--- BEGIN Material provided ---

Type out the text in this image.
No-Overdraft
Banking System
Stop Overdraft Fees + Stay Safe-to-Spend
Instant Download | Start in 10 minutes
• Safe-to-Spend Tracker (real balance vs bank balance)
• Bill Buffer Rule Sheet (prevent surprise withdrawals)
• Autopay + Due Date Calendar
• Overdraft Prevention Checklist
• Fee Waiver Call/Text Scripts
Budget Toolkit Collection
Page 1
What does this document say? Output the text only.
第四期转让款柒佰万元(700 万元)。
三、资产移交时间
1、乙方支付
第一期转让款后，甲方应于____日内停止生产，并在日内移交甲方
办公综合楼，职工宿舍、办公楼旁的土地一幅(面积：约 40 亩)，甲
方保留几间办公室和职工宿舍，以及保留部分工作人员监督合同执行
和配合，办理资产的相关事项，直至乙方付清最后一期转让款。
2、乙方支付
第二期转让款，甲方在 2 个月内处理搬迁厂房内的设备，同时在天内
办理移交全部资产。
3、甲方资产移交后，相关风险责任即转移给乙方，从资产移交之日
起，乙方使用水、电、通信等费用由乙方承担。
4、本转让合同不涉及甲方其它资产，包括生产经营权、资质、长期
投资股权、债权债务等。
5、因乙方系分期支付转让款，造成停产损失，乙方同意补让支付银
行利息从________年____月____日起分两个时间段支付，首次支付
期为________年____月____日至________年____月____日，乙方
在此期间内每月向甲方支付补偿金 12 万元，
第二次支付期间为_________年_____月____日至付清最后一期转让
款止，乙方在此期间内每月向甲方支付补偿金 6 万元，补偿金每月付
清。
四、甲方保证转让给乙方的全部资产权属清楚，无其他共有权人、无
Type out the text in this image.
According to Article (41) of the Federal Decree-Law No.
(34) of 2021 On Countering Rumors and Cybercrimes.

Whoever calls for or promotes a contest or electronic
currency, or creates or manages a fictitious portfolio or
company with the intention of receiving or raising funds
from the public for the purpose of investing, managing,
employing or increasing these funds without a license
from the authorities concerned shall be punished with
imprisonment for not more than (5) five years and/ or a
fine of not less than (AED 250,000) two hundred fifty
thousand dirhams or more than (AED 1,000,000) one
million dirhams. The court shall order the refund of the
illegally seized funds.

--- END Material provided ---

In the records above, locate each line with the word "Safe". Copy all such lines.

Stop Overdraft Fees + Stay Safe-to-Spend
• Safe-to-Spend Tracker (real balance vs bank balance)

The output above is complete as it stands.